>> start STORED DATA
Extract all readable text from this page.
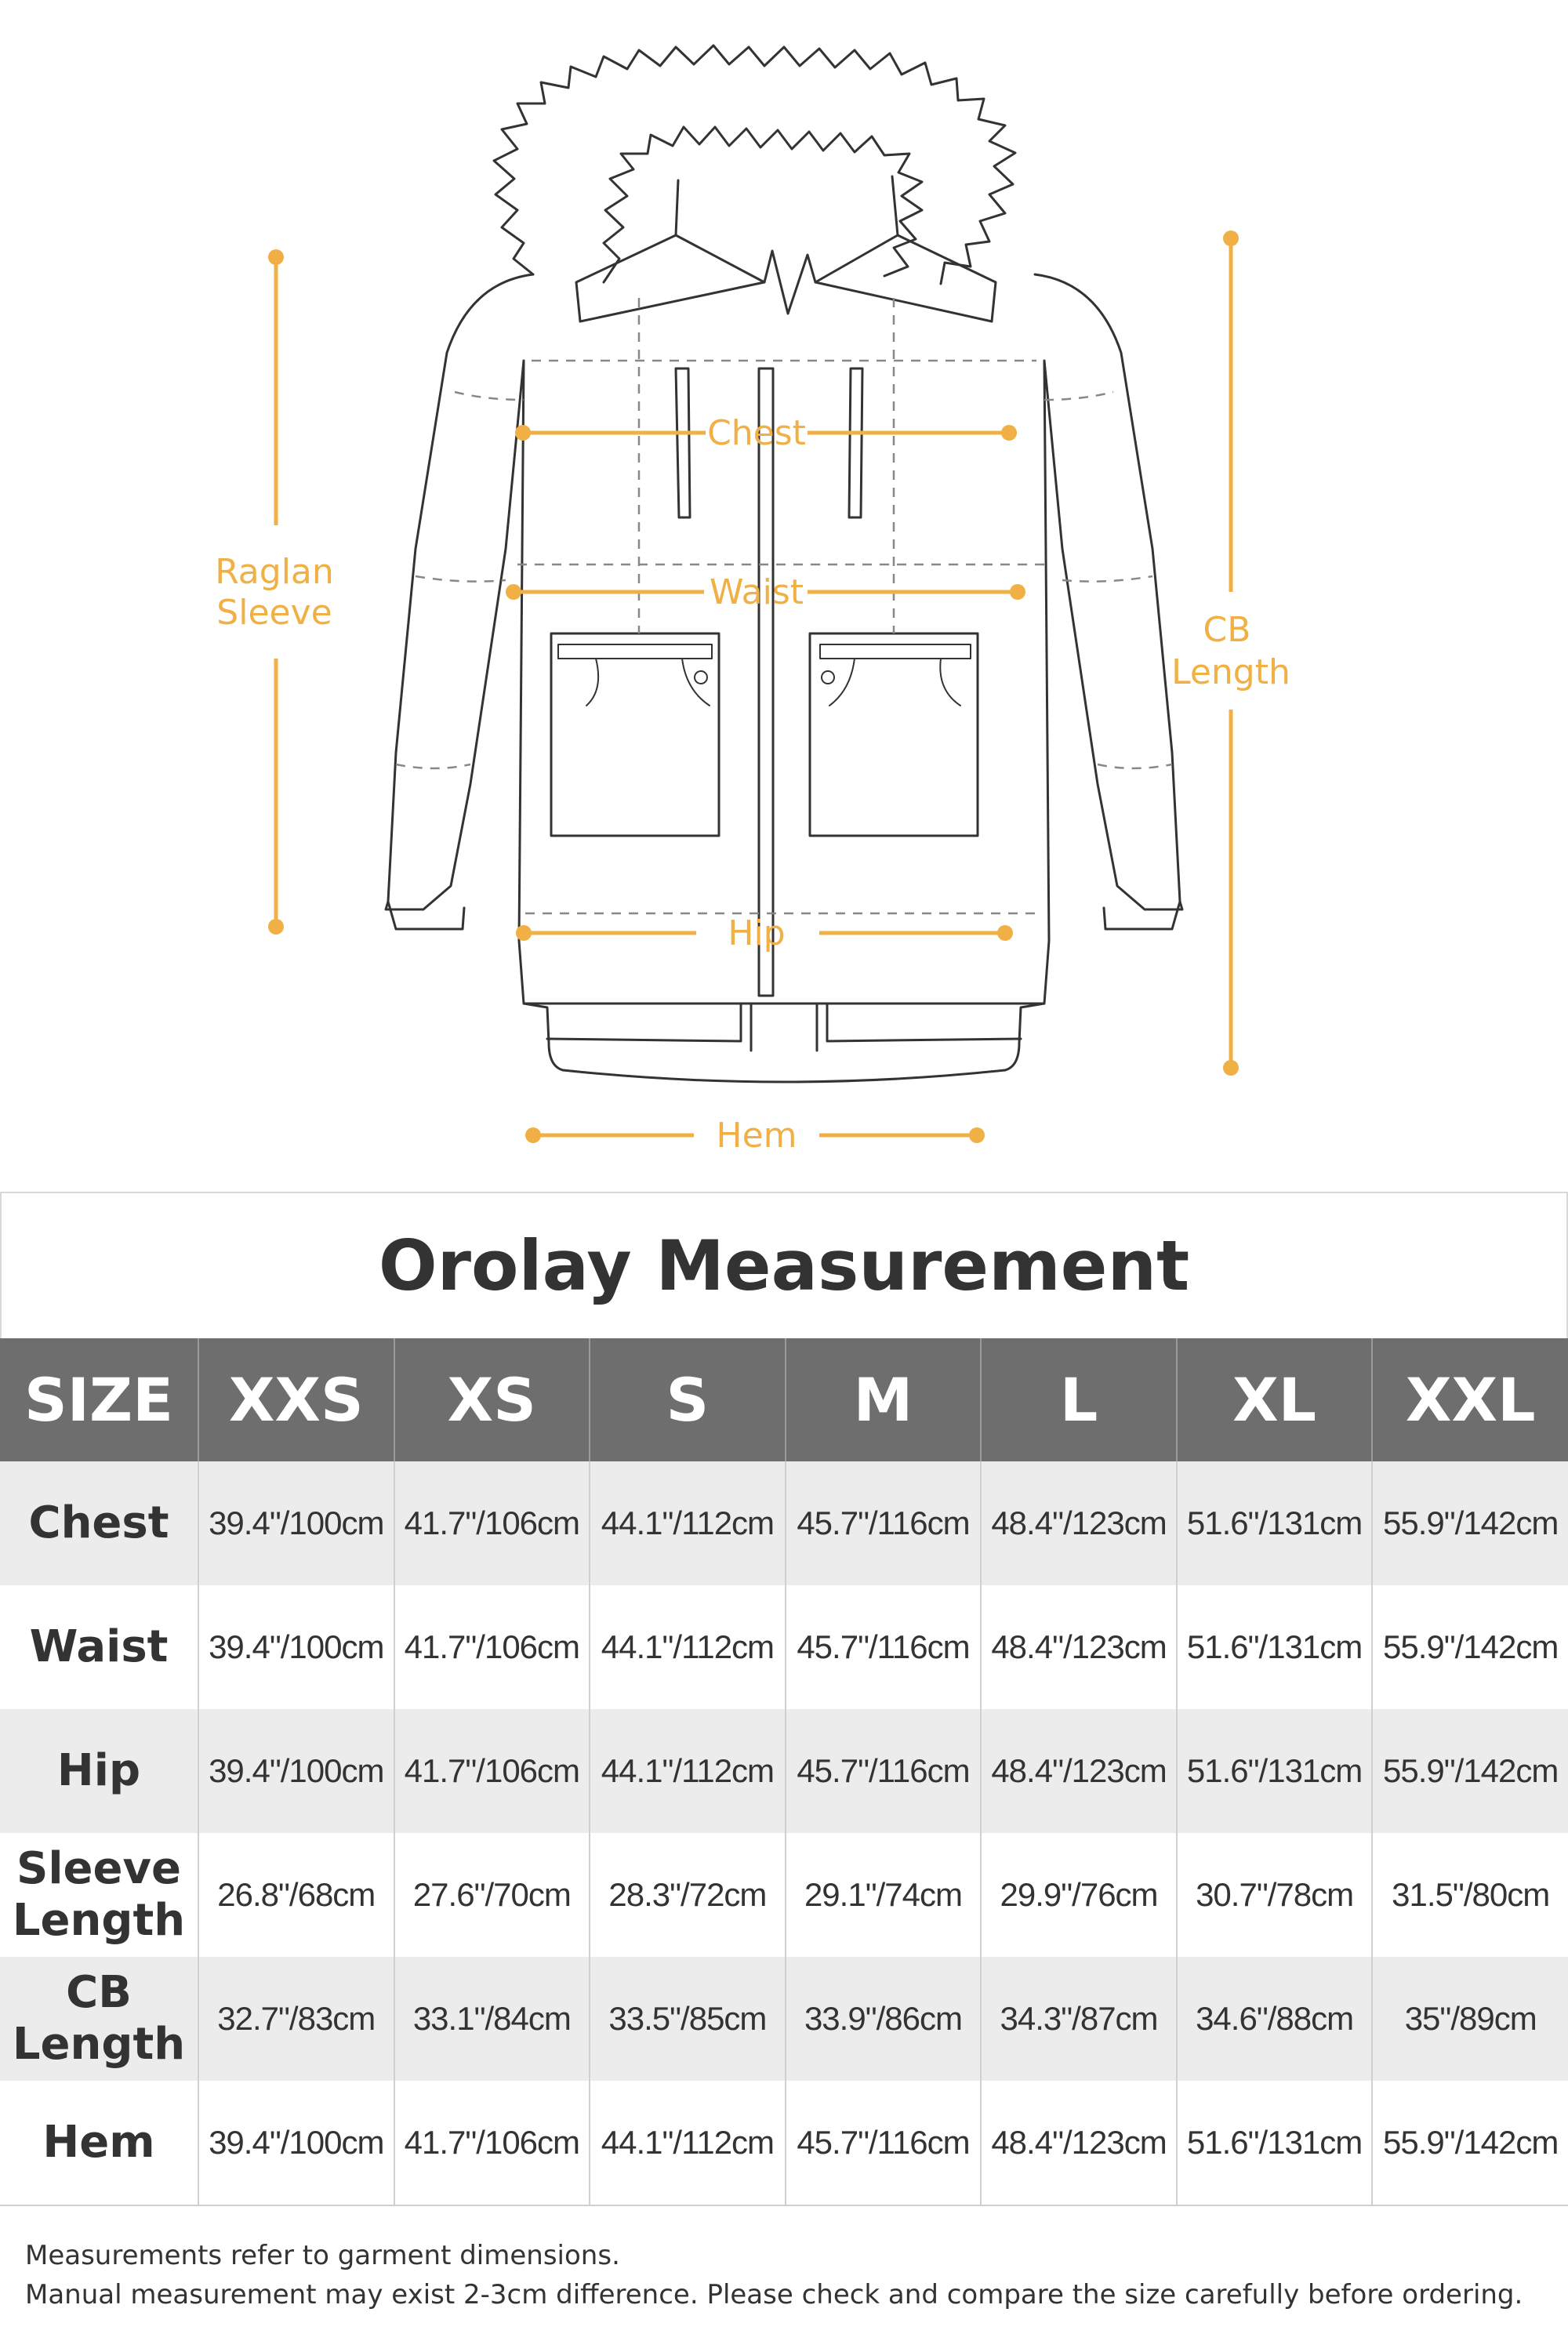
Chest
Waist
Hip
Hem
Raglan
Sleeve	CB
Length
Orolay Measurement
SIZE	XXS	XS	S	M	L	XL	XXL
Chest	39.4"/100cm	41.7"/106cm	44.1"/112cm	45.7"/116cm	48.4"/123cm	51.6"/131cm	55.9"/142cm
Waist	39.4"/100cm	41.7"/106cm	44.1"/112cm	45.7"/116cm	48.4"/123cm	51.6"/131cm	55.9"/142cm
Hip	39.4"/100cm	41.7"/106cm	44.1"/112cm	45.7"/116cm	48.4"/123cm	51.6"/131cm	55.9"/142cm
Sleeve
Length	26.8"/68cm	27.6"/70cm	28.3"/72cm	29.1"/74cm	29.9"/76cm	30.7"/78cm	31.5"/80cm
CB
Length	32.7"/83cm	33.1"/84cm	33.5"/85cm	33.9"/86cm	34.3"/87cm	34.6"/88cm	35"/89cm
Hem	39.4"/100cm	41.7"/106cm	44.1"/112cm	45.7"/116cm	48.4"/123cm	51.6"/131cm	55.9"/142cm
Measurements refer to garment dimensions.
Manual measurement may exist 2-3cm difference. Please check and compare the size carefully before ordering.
>> end STORED DATA
# [INSTRUCTION]
Output each line exactly; omit every picture.

# [SOLUTION]
Extract all readable text from this page.
Chest
Waist
Hip
Hem
Raglan
Sleeve	CB
Length
Orolay Measurement
SIZE	XXS	XS	S	M	L	XL	XXL
Chest	39.4"/100cm	41.7"/106cm	44.1"/112cm	45.7"/116cm	48.4"/123cm	51.6"/131cm	55.9"/142cm
Waist	39.4"/100cm	41.7"/106cm	44.1"/112cm	45.7"/116cm	48.4"/123cm	51.6"/131cm	55.9"/142cm
Hip	39.4"/100cm	41.7"/106cm	44.1"/112cm	45.7"/116cm	48.4"/123cm	51.6"/131cm	55.9"/142cm
Sleeve
Length	26.8"/68cm	27.6"/70cm	28.3"/72cm	29.1"/74cm	29.9"/76cm	30.7"/78cm	31.5"/80cm
CB
Length	32.7"/83cm	33.1"/84cm	33.5"/85cm	33.9"/86cm	34.3"/87cm	34.6"/88cm	35"/89cm
Hem	39.4"/100cm	41.7"/106cm	44.1"/112cm	45.7"/116cm	48.4"/123cm	51.6"/131cm	55.9"/142cm
Measurements refer to garment dimensions.
Manual measurement may exist 2-3cm difference. Please check and compare the size carefully before ordering.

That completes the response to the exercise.